▶ Collection entries:
────────

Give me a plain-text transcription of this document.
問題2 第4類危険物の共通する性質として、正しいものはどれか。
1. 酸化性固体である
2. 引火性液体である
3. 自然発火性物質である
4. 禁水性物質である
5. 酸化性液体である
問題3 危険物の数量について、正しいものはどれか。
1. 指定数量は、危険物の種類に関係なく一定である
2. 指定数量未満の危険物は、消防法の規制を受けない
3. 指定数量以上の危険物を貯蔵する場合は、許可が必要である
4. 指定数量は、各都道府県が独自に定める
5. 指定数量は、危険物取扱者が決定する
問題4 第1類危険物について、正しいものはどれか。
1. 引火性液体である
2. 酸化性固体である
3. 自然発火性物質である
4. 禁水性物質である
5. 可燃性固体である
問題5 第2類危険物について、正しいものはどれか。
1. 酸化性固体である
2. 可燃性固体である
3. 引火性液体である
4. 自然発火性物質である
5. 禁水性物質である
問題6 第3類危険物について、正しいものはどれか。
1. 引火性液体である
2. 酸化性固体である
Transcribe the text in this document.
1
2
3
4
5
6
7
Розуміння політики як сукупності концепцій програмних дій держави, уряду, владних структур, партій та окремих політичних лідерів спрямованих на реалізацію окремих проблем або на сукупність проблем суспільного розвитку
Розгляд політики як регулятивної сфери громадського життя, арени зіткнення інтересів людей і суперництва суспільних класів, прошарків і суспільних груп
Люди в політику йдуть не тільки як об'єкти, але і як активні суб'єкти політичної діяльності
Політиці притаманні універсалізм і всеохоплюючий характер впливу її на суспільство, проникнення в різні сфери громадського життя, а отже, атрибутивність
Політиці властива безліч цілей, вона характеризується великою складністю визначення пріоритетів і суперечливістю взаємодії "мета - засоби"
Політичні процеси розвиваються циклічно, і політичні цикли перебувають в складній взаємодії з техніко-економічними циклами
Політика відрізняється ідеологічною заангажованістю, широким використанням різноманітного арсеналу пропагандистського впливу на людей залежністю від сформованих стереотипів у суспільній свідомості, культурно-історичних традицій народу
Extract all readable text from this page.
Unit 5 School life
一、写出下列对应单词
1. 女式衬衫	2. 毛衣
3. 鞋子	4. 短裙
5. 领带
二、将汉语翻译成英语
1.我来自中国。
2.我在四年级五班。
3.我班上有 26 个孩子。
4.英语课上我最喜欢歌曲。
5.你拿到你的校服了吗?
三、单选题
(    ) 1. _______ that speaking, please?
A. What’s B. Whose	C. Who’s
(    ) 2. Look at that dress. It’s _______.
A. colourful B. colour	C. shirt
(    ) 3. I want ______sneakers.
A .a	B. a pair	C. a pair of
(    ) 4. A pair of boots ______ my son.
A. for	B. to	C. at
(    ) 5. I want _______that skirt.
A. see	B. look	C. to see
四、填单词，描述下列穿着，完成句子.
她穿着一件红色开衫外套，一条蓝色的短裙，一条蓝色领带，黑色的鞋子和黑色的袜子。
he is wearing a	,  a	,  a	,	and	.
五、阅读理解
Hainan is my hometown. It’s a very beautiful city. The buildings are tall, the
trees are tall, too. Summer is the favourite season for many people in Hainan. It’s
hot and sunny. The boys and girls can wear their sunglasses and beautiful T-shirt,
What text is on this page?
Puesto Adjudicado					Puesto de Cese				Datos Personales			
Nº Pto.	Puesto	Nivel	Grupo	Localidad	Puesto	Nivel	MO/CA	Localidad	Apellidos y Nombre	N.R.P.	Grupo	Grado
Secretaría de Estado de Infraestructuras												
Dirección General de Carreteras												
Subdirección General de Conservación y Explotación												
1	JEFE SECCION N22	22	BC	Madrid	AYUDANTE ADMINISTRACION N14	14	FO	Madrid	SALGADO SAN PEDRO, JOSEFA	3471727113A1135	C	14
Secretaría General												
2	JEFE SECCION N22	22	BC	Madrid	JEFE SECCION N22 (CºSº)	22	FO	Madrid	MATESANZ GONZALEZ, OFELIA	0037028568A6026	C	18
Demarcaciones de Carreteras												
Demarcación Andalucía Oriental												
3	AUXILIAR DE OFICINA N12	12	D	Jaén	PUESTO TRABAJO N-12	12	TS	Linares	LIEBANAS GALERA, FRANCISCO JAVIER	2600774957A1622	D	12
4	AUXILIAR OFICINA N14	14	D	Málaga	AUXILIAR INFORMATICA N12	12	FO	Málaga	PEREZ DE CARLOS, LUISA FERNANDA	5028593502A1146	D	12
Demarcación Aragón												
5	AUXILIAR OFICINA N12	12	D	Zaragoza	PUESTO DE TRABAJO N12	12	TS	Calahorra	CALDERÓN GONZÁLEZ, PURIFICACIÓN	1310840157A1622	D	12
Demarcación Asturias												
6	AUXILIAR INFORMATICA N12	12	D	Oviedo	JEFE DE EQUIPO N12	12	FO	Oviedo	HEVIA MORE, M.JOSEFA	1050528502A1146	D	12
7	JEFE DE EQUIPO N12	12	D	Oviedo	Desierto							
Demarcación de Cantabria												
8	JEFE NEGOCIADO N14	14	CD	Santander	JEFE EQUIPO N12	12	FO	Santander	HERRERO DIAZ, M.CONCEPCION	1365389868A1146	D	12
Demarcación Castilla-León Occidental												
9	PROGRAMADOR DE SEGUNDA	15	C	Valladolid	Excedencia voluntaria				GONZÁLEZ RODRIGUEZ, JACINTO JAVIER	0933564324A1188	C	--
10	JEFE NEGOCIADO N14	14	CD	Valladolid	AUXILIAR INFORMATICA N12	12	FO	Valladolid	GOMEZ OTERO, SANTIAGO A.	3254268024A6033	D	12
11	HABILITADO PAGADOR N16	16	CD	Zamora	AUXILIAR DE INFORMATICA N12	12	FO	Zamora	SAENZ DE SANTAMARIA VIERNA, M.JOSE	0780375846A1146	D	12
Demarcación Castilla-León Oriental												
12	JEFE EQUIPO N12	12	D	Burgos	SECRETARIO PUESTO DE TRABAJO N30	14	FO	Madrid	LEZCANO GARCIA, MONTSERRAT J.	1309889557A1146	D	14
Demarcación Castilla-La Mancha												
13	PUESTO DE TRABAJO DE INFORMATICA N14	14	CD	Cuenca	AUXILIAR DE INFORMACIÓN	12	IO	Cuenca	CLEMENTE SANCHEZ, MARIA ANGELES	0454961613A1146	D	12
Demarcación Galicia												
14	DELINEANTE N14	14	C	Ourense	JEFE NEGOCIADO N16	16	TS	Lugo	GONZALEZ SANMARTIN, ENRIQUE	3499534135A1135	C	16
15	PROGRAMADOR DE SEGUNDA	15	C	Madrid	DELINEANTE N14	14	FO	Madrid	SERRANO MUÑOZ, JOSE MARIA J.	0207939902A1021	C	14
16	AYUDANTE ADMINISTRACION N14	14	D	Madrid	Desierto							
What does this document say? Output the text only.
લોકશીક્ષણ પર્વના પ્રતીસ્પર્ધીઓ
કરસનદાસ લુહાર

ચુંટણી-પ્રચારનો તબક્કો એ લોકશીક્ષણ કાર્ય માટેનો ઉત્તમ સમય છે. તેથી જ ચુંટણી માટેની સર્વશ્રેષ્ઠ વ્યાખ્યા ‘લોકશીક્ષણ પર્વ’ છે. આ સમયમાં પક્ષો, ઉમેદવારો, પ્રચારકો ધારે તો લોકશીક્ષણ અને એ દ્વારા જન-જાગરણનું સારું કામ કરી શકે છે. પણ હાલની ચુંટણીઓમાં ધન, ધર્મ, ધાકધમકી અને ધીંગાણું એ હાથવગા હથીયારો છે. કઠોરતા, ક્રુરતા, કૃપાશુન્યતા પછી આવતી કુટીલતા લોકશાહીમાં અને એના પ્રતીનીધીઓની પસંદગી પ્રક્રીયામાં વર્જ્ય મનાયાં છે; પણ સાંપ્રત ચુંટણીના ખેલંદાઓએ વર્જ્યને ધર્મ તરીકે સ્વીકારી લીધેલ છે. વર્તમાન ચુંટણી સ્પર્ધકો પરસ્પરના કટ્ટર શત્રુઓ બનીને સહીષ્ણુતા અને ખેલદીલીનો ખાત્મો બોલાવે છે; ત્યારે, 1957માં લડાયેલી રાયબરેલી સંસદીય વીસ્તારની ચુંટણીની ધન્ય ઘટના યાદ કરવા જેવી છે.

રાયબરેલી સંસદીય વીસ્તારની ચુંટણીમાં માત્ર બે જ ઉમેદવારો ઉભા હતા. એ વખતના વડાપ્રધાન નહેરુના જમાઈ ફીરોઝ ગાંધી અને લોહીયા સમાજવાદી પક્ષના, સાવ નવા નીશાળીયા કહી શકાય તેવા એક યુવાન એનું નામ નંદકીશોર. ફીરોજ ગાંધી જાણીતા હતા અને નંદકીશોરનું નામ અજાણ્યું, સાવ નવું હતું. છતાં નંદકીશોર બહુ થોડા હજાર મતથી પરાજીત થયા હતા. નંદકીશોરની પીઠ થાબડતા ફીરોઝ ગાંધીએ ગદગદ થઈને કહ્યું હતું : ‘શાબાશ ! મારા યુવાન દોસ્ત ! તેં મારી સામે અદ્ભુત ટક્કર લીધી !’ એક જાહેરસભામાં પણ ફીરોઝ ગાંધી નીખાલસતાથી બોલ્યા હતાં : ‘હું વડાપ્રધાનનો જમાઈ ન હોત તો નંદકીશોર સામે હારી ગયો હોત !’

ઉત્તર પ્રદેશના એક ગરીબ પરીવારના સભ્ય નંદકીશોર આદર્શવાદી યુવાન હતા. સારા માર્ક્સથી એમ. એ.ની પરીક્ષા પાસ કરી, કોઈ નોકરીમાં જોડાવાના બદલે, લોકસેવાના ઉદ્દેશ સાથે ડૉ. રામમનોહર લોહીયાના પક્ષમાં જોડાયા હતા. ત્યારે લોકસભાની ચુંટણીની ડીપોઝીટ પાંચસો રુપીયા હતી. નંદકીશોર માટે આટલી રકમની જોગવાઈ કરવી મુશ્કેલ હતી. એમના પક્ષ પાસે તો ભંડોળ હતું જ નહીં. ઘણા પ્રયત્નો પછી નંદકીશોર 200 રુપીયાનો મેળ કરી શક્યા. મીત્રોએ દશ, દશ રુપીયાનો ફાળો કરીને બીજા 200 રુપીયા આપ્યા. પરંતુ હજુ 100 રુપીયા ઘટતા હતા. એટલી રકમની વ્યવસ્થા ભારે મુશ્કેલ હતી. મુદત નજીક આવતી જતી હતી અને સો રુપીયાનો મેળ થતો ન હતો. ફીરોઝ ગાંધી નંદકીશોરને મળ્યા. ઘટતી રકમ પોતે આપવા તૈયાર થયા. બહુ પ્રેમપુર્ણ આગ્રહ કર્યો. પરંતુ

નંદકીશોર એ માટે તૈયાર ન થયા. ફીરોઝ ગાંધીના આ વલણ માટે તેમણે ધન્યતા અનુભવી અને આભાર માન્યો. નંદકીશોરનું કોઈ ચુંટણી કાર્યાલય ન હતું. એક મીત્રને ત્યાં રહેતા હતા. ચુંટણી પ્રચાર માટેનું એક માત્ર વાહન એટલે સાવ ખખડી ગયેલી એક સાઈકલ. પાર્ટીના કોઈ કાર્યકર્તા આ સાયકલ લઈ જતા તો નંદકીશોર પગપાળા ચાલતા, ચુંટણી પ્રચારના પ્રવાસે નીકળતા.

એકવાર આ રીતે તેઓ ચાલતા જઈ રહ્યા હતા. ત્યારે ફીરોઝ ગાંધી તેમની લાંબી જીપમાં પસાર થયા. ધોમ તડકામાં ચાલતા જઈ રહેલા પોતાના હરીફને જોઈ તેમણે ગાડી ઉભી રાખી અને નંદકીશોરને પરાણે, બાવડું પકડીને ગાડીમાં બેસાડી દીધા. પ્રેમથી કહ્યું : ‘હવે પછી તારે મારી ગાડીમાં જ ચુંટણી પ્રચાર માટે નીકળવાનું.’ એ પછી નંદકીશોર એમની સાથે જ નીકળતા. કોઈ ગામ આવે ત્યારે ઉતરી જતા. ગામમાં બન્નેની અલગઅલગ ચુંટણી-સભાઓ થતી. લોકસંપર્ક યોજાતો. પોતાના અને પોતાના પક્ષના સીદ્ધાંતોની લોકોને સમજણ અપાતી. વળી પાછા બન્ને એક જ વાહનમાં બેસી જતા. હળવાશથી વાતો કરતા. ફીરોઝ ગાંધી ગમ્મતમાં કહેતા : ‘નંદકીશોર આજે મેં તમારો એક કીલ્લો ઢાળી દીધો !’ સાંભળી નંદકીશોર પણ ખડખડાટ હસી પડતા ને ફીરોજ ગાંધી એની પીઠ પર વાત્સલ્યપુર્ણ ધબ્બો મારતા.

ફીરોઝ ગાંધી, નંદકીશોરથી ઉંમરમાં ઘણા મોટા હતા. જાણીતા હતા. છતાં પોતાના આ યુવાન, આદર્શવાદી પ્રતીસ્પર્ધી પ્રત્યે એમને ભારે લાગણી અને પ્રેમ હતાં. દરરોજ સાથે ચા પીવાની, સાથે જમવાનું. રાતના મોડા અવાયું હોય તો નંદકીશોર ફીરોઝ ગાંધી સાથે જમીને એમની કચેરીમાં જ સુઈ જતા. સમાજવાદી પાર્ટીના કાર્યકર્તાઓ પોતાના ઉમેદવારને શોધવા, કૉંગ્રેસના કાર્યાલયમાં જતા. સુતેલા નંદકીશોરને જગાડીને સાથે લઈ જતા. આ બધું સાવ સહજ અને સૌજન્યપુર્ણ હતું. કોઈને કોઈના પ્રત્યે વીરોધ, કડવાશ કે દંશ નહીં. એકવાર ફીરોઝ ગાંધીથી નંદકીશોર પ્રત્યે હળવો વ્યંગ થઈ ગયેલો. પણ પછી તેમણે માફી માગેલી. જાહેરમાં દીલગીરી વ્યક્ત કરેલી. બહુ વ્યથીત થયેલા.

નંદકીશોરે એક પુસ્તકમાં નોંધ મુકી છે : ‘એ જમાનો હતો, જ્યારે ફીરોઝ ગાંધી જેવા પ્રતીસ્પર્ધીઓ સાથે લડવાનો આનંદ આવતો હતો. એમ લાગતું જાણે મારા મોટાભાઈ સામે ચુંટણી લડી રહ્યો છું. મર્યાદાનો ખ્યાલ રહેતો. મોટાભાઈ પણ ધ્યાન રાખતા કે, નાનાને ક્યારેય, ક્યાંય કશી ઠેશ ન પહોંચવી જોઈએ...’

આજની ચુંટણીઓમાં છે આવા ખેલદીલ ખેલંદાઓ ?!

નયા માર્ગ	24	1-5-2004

────────

▶ PROBLEM DESCRIPTION:
Copy out all lines from the material above that contain the string "EQUIPO".

▶ ANSWER TO THIS TASK:
6	AUXILIAR INFORMATICA N12	12	D	Oviedo	JEFE DE EQUIPO N12	12	FO	Oviedo	HEVIA MORE, M.JOSEFA	1050528502A1146	D	12
7	JEFE DE EQUIPO N12	12	D	Oviedo	Desierto							
8	JEFE NEGOCIADO N14	14	CD	Santander	JEFE EQUIPO N12	12	FO	Santander	HERRERO DIAZ, M.CONCEPCION	1365389868A1146	D	12
12	JEFE EQUIPO N12	12	D	Burgos	SECRETARIO PUESTO DE TRABAJO N30	14	FO	Madrid	LEZCANO GARCIA, MONTSERRAT J.	1309889557A1146	D	14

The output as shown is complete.